▶ Written exercise
Reproduce exactly the lines from the one containing "Extract the chart's" through the one containing "Output a JSON", both included, and nothing else.

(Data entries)
━━━━━━

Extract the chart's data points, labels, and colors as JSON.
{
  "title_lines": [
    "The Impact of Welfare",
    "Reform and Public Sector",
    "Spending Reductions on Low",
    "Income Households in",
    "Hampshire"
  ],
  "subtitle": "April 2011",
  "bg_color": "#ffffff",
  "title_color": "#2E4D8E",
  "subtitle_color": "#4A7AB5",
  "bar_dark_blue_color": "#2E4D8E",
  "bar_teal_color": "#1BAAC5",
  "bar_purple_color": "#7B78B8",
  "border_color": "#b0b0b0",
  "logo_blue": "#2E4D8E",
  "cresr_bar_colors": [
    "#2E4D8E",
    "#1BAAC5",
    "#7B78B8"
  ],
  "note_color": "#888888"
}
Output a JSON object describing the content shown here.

━━━━━━

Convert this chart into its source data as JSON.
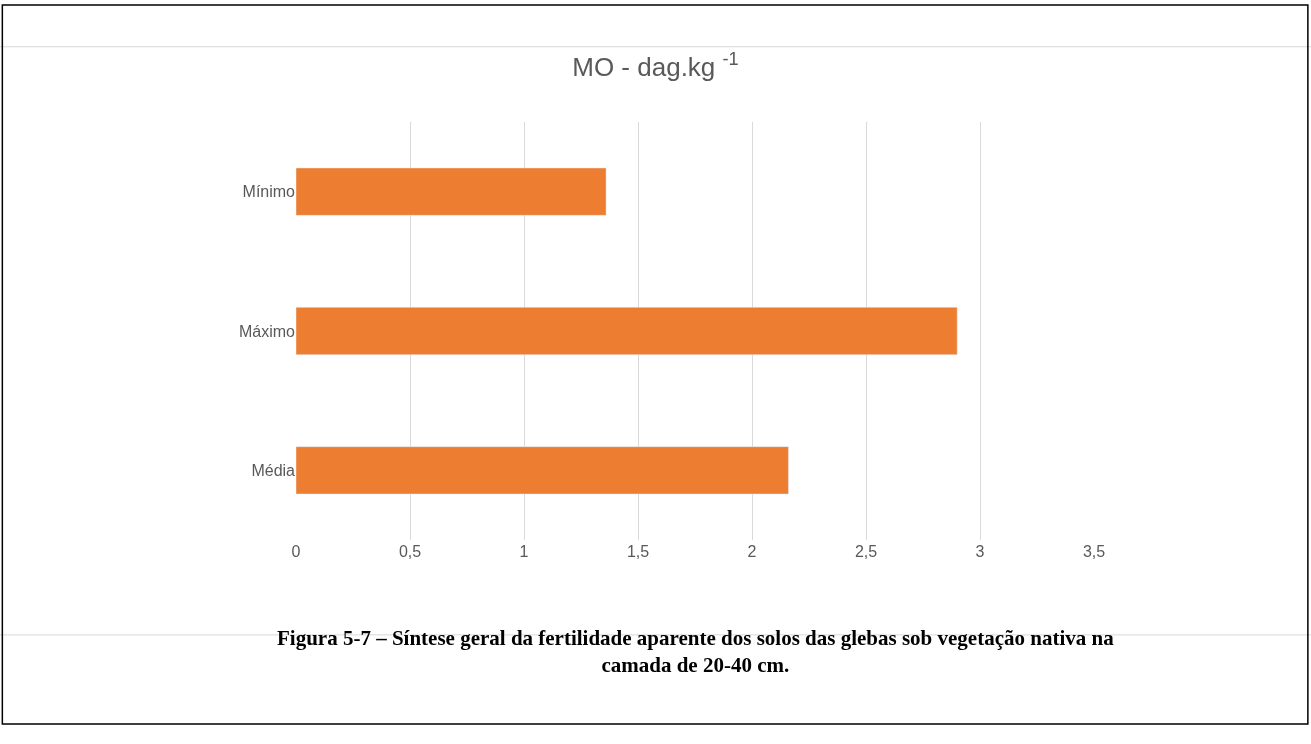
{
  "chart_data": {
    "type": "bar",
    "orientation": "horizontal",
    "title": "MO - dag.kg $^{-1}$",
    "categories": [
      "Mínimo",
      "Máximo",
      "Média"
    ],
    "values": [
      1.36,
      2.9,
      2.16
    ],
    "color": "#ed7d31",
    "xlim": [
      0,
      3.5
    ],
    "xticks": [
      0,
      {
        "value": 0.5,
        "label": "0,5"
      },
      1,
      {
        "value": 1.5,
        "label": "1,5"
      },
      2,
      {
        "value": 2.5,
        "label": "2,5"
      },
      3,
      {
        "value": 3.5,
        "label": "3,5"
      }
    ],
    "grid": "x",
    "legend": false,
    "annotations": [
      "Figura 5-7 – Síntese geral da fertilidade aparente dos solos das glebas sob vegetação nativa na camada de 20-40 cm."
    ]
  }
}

━━━━━━

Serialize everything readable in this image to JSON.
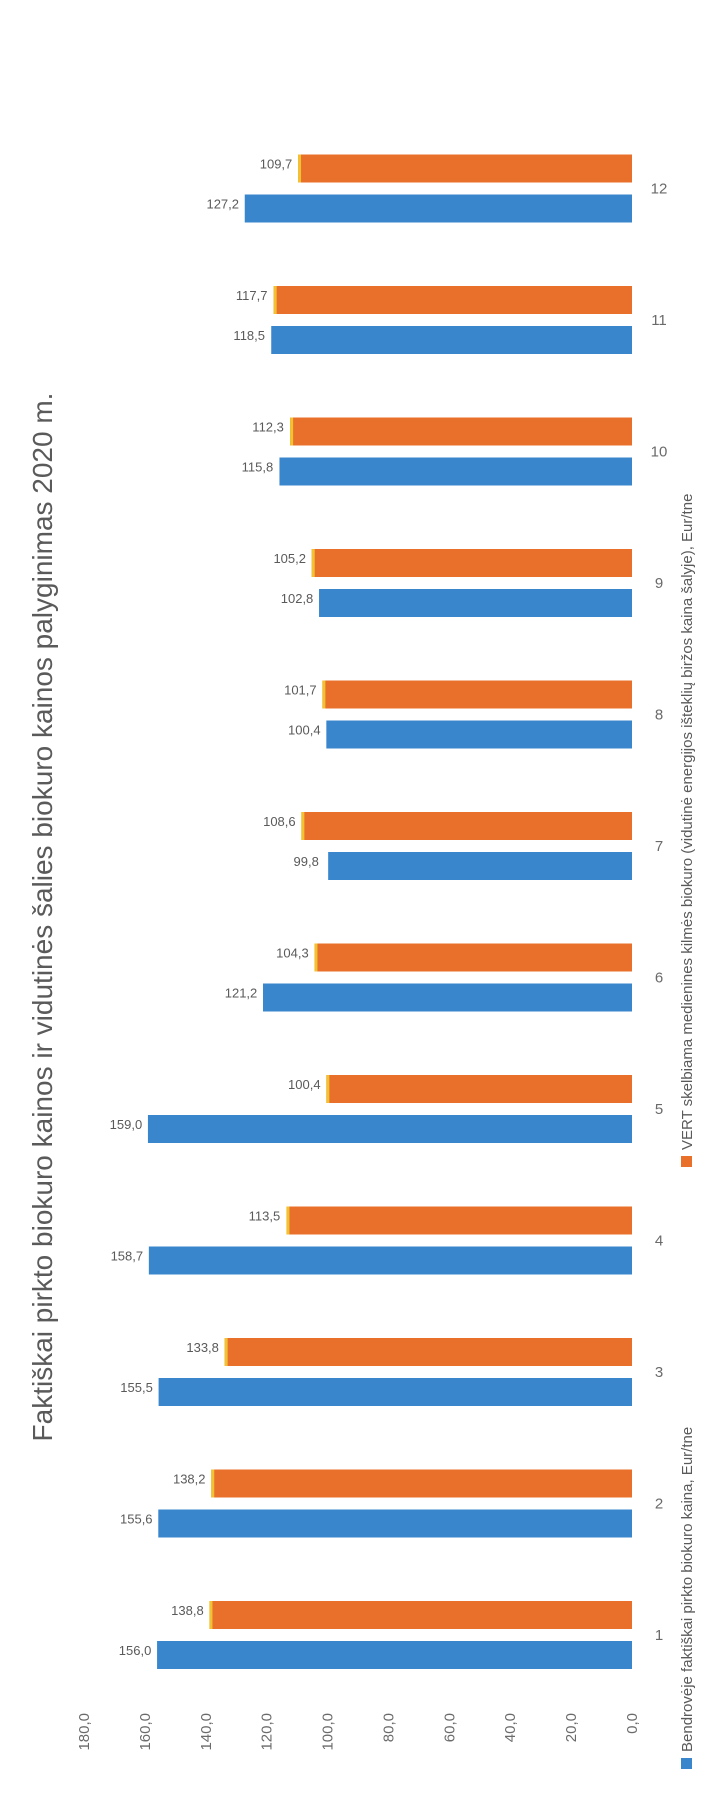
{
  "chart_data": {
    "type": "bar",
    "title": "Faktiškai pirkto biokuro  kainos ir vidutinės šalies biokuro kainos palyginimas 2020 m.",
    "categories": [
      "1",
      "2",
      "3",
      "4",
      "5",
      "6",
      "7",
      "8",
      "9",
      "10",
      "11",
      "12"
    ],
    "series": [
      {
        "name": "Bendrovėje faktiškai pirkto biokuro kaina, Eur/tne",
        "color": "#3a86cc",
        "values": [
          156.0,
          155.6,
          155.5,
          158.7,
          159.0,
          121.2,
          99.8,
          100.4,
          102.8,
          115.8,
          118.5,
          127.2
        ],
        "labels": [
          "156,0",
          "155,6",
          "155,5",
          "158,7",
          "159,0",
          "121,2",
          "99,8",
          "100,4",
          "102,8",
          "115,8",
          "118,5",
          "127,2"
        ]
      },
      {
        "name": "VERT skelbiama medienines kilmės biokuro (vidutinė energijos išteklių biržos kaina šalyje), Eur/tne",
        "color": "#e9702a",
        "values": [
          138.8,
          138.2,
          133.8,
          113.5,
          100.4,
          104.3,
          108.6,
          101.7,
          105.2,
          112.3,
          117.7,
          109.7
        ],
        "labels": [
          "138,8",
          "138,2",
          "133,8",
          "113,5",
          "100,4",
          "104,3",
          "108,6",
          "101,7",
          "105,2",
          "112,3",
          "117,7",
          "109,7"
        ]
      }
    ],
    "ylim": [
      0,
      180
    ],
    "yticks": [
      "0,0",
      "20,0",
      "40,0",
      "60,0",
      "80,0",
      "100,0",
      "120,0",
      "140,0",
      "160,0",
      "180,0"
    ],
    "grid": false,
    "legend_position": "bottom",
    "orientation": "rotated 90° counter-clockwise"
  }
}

━━━━━━

▶ Output of the exercise
Extract the chart's data points, labels, and colors as JSON.
{
  "title_lines": [
    "The Impact of Welfare",
    "Reform and Public Sector",
    "Spending Reductions on Low",
    "Income Households in",
    "Hampshire"
  ],
  "subtitle": "April 2011",
  "bg_color": "#ffffff",
  "title_color": "#2E4D8E",
  "subtitle_color": "#4A7AB5",
  "bar_dark_blue_color": "#2E4D8E",
  "bar_teal_color": "#1BAAC5",
  "bar_purple_color": "#7B78B8",
  "border_color": "#b0b0b0",
  "logo_blue": "#2E4D8E",
  "cresr_bar_colors": [
    "#2E4D8E",
    "#1BAAC5",
    "#7B78B8"
  ],
  "note_color": "#888888"
}
Output a JSON object describing the content shown here.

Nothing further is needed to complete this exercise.